JOB: Set down the material once more, exactly as it appears.

MATERIAL FOR THIS EXERCISE:

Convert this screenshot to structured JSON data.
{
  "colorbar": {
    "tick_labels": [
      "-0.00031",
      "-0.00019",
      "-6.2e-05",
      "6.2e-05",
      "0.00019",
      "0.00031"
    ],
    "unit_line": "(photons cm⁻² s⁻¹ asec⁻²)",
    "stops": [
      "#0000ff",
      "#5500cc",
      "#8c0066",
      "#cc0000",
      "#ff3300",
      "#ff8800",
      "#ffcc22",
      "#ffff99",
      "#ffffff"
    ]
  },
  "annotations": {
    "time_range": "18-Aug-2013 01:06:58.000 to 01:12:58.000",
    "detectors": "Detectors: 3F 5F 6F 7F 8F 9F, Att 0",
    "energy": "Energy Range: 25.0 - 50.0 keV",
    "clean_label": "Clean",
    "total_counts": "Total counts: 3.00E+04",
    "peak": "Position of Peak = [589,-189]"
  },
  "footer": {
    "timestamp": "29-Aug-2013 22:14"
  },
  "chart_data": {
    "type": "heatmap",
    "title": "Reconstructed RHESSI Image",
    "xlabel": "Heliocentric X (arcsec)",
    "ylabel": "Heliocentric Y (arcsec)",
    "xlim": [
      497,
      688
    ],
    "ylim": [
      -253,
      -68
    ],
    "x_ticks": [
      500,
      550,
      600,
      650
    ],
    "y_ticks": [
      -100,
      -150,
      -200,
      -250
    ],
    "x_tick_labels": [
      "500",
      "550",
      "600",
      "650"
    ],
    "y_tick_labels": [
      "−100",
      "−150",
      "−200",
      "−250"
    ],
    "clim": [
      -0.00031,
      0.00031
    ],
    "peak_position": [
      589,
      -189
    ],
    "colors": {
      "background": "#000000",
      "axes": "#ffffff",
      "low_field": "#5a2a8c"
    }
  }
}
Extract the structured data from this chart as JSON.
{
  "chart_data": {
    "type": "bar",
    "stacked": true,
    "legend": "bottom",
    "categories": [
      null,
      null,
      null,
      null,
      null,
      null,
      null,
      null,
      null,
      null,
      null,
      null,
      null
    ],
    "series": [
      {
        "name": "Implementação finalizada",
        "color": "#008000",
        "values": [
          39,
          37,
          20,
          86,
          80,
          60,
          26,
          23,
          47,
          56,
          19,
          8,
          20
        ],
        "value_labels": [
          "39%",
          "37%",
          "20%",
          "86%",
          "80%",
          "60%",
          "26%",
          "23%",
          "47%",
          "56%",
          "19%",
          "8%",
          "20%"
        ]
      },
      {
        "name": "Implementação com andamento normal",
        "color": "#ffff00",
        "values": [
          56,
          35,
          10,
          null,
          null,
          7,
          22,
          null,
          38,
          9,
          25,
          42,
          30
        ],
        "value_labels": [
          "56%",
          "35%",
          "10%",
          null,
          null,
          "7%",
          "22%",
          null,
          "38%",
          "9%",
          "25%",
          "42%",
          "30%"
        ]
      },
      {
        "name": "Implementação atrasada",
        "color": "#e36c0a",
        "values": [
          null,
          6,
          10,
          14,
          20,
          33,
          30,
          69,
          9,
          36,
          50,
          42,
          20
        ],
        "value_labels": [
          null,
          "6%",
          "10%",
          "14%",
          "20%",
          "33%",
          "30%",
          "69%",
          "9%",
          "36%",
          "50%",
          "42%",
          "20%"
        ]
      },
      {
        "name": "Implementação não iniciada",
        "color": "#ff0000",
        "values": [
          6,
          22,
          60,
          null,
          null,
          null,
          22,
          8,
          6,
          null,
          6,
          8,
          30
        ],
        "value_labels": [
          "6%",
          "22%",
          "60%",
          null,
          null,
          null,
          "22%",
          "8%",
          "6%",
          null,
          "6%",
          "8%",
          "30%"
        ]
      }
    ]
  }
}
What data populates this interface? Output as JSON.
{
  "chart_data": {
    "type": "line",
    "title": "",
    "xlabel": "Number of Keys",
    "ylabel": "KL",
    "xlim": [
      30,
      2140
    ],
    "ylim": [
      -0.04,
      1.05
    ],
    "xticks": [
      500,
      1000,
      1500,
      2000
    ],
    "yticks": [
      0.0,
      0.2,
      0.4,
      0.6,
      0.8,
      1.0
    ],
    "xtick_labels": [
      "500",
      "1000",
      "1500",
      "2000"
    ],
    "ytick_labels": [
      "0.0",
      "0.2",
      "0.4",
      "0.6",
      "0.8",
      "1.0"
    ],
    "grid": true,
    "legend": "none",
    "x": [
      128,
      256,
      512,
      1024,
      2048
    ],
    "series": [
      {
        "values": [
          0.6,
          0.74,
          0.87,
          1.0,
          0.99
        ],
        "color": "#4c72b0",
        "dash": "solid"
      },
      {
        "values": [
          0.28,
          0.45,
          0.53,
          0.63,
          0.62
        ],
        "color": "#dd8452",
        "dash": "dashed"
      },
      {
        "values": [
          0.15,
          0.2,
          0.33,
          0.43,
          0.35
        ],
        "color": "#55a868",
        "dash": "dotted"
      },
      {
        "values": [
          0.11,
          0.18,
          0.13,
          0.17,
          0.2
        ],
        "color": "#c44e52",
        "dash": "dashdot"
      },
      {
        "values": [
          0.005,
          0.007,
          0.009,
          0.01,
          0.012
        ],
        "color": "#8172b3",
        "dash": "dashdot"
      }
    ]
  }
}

ANSWER:
Convert this screenshot to structured JSON data.
{
  "colorbar": {
    "tick_labels": [
      "-0.00031",
      "-0.00019",
      "-6.2e-05",
      "6.2e-05",
      "0.00019",
      "0.00031"
    ],
    "unit_line": "(photons cm⁻² s⁻¹ asec⁻²)",
    "stops": [
      "#0000ff",
      "#5500cc",
      "#8c0066",
      "#cc0000",
      "#ff3300",
      "#ff8800",
      "#ffcc22",
      "#ffff99",
      "#ffffff"
    ]
  },
  "annotations": {
    "time_range": "18-Aug-2013 01:06:58.000 to 01:12:58.000",
    "detectors": "Detectors: 3F 5F 6F 7F 8F 9F, Att 0",
    "energy": "Energy Range: 25.0 - 50.0 keV",
    "clean_label": "Clean",
    "total_counts": "Total counts: 3.00E+04",
    "peak": "Position of Peak = [589,-189]"
  },
  "footer": {
    "timestamp": "29-Aug-2013 22:14"
  },
  "chart_data": {
    "type": "heatmap",
    "title": "Reconstructed RHESSI Image",
    "xlabel": "Heliocentric X (arcsec)",
    "ylabel": "Heliocentric Y (arcsec)",
    "xlim": [
      497,
      688
    ],
    "ylim": [
      -253,
      -68
    ],
    "x_ticks": [
      500,
      550,
      600,
      650
    ],
    "y_ticks": [
      -100,
      -150,
      -200,
      -250
    ],
    "x_tick_labels": [
      "500",
      "550",
      "600",
      "650"
    ],
    "y_tick_labels": [
      "−100",
      "−150",
      "−200",
      "−250"
    ],
    "clim": [
      -0.00031,
      0.00031
    ],
    "peak_position": [
      589,
      -189
    ],
    "colors": {
      "background": "#000000",
      "axes": "#ffffff",
      "low_field": "#5a2a8c"
    }
  }
}
Extract the structured data from this chart as JSON.
{
  "chart_data": {
    "type": "bar",
    "stacked": true,
    "legend": "bottom",
    "categories": [
      null,
      null,
      null,
      null,
      null,
      null,
      null,
      null,
      null,
      null,
      null,
      null,
      null
    ],
    "series": [
      {
        "name": "Implementação finalizada",
        "color": "#008000",
        "values": [
          39,
          37,
          20,
          86,
          80,
          60,
          26,
          23,
          47,
          56,
          19,
          8,
          20
        ],
        "value_labels": [
          "39%",
          "37%",
          "20%",
          "86%",
          "80%",
          "60%",
          "26%",
          "23%",
          "47%",
          "56%",
          "19%",
          "8%",
          "20%"
        ]
      },
      {
        "name": "Implementação com andamento normal",
        "color": "#ffff00",
        "values": [
          56,
          35,
          10,
          null,
          null,
          7,
          22,
          null,
          38,
          9,
          25,
          42,
          30
        ],
        "value_labels": [
          "56%",
          "35%",
          "10%",
          null,
          null,
          "7%",
          "22%",
          null,
          "38%",
          "9%",
          "25%",
          "42%",
          "30%"
        ]
      },
      {
        "name": "Implementação atrasada",
        "color": "#e36c0a",
        "values": [
          null,
          6,
          10,
          14,
          20,
          33,
          30,
          69,
          9,
          36,
          50,
          42,
          20
        ],
        "value_labels": [
          null,
          "6%",
          "10%",
          "14%",
          "20%",
          "33%",
          "30%",
          "69%",
          "9%",
          "36%",
          "50%",
          "42%",
          "20%"
        ]
      },
      {
        "name": "Implementação não iniciada",
        "color": "#ff0000",
        "values": [
          6,
          22,
          60,
          null,
          null,
          null,
          22,
          8,
          6,
          null,
          6,
          8,
          30
        ],
        "value_labels": [
          "6%",
          "22%",
          "60%",
          null,
          null,
          null,
          "22%",
          "8%",
          "6%",
          null,
          "6%",
          "8%",
          "30%"
        ]
      }
    ]
  }
}
What data populates this interface? Output as JSON.
{
  "chart_data": {
    "type": "line",
    "title": "",
    "xlabel": "Number of Keys",
    "ylabel": "KL",
    "xlim": [
      30,
      2140
    ],
    "ylim": [
      -0.04,
      1.05
    ],
    "xticks": [
      500,
      1000,
      1500,
      2000
    ],
    "yticks": [
      0.0,
      0.2,
      0.4,
      0.6,
      0.8,
      1.0
    ],
    "xtick_labels": [
      "500",
      "1000",
      "1500",
      "2000"
    ],
    "ytick_labels": [
      "0.0",
      "0.2",
      "0.4",
      "0.6",
      "0.8",
      "1.0"
    ],
    "grid": true,
    "legend": "none",
    "x": [
      128,
      256,
      512,
      1024,
      2048
    ],
    "series": [
      {
        "values": [
          0.6,
          0.74,
          0.87,
          1.0,
          0.99
        ],
        "color": "#4c72b0",
        "dash": "solid"
      },
      {
        "values": [
          0.28,
          0.45,
          0.53,
          0.63,
          0.62
        ],
        "color": "#dd8452",
        "dash": "dashed"
      },
      {
        "values": [
          0.15,
          0.2,
          0.33,
          0.43,
          0.35
        ],
        "color": "#55a868",
        "dash": "dotted"
      },
      {
        "values": [
          0.11,
          0.18,
          0.13,
          0.17,
          0.2
        ],
        "color": "#c44e52",
        "dash": "dashdot"
      },
      {
        "values": [
          0.005,
          0.007,
          0.009,
          0.01,
          0.012
        ],
        "color": "#8172b3",
        "dash": "dashdot"
      }
    ]
  }
}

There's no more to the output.